▸ **Stated goal**: Rewrite the rows from the first one up to and including the line containing "title-line-1: Программу реализуют", substituting "stat-caption" for every "stat-text" and leaving everything else unchanged.

▸ **Material for this exercise**:

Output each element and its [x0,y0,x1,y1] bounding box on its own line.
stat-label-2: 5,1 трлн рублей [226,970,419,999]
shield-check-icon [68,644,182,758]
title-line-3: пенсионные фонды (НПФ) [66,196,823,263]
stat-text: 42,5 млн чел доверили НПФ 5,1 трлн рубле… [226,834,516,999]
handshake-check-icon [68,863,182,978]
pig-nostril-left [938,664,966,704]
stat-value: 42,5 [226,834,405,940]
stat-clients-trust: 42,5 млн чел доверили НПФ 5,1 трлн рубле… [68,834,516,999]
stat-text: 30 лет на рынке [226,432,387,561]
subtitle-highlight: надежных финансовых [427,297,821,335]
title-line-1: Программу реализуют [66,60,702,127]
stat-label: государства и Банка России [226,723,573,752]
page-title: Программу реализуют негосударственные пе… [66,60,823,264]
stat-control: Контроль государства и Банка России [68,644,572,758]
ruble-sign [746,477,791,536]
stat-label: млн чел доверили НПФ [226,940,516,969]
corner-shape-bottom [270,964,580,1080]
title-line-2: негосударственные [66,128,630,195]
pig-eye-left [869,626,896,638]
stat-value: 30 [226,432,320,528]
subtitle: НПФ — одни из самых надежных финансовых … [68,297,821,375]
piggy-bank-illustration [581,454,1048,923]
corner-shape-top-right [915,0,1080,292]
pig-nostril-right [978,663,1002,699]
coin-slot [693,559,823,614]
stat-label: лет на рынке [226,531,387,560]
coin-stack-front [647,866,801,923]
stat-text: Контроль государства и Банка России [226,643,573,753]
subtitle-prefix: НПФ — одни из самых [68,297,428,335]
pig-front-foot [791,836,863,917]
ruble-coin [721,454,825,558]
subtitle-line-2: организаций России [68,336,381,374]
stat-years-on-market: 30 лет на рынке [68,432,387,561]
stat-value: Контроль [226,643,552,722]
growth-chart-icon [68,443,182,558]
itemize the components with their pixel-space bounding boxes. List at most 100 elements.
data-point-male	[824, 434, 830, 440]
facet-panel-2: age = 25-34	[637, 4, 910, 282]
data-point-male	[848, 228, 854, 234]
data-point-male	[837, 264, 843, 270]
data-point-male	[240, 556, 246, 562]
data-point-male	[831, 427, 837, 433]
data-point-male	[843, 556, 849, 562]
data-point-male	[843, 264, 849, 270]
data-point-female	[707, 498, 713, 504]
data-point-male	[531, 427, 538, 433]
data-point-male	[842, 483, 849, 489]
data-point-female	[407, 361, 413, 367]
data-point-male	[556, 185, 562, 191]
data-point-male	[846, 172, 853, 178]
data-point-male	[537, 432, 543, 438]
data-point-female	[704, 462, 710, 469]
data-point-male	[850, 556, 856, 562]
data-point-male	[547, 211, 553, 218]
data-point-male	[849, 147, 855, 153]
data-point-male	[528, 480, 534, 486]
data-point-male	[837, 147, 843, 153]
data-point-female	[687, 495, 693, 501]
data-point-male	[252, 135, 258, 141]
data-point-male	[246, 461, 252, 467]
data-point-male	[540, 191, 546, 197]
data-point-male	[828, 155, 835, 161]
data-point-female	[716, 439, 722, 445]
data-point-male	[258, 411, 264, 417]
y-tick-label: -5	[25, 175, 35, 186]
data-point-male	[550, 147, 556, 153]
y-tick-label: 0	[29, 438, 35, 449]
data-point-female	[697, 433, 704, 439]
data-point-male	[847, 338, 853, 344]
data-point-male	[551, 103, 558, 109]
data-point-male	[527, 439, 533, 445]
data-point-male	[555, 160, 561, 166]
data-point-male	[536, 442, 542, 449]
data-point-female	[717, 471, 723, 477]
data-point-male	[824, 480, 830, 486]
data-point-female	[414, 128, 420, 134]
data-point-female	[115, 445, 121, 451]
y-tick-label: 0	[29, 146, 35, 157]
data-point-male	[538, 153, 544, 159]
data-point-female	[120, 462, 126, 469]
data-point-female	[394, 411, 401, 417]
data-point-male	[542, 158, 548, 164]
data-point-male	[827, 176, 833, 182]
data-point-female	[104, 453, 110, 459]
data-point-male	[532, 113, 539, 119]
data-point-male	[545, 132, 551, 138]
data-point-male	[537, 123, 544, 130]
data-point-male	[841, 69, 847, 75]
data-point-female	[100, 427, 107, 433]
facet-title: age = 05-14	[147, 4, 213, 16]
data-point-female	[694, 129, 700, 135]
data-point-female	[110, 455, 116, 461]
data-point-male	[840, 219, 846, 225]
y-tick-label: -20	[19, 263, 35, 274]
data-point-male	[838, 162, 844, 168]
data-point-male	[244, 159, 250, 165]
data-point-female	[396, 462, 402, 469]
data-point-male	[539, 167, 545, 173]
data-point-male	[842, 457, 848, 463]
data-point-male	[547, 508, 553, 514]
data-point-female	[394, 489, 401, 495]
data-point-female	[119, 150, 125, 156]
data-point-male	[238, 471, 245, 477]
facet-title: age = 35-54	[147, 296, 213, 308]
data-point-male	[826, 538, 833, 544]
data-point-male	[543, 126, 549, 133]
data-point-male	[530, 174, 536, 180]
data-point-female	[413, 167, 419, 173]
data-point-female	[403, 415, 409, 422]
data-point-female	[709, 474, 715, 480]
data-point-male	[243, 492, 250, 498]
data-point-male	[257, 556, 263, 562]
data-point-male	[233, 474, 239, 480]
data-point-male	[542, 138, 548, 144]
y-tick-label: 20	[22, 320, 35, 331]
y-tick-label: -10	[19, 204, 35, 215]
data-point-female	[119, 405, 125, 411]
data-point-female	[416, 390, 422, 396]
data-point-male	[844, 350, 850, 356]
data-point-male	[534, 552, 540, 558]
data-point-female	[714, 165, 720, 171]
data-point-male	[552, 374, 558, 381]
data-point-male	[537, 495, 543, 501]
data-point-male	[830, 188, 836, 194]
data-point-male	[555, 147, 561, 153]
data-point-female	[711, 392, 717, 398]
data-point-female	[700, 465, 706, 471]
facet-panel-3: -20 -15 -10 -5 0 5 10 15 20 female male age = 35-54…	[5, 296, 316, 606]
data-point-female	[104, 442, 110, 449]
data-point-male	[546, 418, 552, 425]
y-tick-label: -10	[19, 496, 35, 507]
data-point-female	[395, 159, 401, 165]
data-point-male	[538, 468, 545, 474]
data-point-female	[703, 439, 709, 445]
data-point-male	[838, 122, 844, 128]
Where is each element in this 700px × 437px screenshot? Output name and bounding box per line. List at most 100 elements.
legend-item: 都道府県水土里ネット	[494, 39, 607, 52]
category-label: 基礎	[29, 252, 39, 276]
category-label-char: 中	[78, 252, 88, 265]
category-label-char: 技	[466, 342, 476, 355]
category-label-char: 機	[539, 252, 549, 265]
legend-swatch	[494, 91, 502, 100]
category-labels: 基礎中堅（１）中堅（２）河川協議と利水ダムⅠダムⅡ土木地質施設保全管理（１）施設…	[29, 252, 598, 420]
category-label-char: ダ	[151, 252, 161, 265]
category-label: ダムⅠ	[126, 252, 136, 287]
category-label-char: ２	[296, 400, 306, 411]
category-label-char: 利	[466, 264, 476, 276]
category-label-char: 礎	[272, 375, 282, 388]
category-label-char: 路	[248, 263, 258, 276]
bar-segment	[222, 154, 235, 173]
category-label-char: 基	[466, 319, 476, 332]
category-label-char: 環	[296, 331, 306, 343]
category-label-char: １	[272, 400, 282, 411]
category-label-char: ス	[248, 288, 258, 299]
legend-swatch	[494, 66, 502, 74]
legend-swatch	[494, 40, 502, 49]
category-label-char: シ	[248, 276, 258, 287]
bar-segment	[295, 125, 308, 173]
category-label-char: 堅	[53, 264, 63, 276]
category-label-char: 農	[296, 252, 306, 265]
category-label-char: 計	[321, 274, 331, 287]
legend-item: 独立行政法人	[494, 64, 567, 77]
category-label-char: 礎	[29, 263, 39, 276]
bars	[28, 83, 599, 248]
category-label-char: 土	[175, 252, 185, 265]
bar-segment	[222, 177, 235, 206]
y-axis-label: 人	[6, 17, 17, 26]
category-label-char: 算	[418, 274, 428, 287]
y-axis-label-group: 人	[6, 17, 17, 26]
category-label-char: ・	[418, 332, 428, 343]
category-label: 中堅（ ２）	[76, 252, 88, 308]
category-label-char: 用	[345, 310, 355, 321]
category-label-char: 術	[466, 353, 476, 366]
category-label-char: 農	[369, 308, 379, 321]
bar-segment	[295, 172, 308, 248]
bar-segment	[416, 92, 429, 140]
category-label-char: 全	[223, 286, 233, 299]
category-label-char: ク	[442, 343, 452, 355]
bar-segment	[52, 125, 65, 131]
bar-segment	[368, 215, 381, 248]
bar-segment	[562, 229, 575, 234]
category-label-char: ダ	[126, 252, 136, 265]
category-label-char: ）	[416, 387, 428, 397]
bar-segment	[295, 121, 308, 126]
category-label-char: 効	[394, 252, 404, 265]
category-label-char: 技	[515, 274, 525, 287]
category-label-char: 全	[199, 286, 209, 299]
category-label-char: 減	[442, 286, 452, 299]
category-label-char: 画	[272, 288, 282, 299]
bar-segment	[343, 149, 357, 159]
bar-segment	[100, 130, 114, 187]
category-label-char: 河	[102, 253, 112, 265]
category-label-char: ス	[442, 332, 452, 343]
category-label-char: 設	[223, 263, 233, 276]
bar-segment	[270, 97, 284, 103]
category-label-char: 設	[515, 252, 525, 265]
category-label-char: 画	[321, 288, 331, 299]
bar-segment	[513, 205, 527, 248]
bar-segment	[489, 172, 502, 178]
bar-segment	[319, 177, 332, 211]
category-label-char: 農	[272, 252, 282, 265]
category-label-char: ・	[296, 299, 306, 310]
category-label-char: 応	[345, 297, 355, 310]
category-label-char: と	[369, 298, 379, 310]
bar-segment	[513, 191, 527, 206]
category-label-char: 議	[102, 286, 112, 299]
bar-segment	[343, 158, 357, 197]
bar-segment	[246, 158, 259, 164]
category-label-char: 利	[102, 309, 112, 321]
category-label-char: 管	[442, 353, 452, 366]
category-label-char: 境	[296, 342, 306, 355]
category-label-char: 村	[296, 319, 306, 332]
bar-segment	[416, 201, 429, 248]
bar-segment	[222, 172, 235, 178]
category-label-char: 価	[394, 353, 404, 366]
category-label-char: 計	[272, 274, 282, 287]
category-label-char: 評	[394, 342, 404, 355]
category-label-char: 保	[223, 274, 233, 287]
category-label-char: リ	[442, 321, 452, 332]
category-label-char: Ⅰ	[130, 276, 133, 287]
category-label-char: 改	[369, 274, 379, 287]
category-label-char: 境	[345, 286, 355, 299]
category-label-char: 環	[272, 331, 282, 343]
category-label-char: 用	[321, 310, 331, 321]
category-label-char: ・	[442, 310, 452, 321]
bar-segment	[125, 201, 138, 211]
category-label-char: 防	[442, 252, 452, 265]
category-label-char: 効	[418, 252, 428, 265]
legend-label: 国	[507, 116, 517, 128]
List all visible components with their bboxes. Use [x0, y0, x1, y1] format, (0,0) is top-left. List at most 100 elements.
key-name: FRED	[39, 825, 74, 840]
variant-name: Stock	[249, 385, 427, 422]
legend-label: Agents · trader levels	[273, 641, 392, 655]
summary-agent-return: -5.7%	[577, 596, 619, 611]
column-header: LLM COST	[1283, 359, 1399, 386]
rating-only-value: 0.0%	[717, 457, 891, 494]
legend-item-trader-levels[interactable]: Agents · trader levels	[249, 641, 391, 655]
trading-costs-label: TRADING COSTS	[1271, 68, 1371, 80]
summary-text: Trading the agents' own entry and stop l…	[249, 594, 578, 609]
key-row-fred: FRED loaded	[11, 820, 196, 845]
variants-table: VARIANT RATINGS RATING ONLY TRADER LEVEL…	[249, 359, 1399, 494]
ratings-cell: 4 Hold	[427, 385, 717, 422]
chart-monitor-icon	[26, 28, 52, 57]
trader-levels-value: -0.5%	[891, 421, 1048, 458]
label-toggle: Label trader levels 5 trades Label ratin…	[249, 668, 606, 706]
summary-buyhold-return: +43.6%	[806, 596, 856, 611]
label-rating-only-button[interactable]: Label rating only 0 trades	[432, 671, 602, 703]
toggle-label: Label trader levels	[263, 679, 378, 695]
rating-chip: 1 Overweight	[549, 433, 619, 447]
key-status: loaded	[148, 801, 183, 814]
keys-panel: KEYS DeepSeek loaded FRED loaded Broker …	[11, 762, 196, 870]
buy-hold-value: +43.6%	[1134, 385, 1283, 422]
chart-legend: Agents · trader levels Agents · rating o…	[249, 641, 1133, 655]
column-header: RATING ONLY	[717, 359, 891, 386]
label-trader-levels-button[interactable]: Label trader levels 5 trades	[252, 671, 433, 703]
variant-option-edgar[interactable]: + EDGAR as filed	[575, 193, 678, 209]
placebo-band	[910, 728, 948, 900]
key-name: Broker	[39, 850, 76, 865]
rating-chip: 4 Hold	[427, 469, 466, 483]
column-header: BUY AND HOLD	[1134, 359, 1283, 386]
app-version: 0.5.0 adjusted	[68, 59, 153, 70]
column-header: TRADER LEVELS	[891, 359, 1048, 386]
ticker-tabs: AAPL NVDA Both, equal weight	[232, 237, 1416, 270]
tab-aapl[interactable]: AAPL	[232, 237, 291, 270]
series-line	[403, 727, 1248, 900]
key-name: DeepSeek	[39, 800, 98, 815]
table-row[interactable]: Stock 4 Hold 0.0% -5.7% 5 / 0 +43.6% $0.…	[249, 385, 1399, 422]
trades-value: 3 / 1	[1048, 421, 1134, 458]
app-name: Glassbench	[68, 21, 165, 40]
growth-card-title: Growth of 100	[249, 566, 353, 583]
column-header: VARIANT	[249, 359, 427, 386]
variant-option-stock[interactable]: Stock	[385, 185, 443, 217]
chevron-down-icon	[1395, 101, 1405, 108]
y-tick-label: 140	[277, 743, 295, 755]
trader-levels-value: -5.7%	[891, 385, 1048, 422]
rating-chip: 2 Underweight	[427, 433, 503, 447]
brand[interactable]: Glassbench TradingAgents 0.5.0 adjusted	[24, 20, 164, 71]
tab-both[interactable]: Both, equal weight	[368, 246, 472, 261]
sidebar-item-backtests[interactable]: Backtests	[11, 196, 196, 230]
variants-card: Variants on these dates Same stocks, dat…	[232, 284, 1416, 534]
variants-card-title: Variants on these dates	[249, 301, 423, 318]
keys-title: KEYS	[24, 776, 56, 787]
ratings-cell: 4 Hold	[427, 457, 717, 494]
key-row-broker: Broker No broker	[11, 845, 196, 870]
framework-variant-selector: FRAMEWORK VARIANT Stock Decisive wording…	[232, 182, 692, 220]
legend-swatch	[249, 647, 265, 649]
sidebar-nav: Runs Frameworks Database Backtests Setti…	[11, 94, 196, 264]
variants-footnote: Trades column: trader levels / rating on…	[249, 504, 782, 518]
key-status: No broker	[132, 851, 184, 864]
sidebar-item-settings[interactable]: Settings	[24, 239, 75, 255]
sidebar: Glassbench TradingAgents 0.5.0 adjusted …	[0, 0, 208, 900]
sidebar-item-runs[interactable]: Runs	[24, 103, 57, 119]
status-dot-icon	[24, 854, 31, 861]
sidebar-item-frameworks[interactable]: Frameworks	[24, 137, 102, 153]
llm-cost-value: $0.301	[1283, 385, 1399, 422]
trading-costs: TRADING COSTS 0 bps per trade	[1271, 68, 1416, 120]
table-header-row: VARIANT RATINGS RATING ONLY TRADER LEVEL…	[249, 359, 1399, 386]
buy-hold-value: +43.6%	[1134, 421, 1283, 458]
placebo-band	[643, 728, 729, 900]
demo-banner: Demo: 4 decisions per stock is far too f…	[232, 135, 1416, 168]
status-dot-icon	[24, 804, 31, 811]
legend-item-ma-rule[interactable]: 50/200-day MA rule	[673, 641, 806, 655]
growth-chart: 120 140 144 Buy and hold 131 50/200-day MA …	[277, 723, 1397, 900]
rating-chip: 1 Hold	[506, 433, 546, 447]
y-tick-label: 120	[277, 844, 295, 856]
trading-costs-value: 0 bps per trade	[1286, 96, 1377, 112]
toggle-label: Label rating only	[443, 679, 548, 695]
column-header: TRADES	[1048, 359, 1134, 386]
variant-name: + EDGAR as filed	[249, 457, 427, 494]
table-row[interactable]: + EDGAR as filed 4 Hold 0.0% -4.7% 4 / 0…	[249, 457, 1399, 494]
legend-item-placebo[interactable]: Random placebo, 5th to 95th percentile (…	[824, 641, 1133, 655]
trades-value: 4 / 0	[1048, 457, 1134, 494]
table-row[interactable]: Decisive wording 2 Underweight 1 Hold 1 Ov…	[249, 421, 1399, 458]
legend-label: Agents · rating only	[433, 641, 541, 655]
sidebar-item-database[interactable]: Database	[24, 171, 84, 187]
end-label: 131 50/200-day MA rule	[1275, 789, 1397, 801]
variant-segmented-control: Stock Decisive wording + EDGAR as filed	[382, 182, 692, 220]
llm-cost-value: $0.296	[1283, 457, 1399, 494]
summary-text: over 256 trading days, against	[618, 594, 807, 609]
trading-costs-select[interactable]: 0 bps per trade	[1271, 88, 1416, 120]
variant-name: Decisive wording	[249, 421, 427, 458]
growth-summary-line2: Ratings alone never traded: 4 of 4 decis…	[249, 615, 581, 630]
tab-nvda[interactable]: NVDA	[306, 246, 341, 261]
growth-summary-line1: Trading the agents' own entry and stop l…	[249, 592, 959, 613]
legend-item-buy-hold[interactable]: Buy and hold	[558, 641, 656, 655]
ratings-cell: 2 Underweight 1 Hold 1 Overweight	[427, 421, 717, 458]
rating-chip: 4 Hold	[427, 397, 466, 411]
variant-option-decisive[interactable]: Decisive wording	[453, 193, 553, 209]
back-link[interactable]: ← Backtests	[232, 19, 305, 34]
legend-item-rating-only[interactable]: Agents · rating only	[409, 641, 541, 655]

▸ **The reply**:
Output each element and its [x0,y0,x1,y1] bounding box on its own line.
stat-label-2: 5,1 трлн рублей [226,970,419,999]
shield-check-icon [68,644,182,758]
title-line-3: пенсионные фонды (НПФ) [66,196,823,263]
stat-caption: 42,5 млн чел доверили НПФ 5,1 трлн рубле… [226,834,516,999]
handshake-check-icon [68,863,182,978]
pig-nostril-left [938,664,966,704]
stat-value: 42,5 [226,834,405,940]
stat-clients-trust: 42,5 млн чел доверили НПФ 5,1 трлн рубле… [68,834,516,999]
stat-caption: 30 лет на рынке [226,432,387,561]
subtitle-highlight: надежных финансовых [427,297,821,335]
title-line-1: Программу реализуют [66,60,702,127]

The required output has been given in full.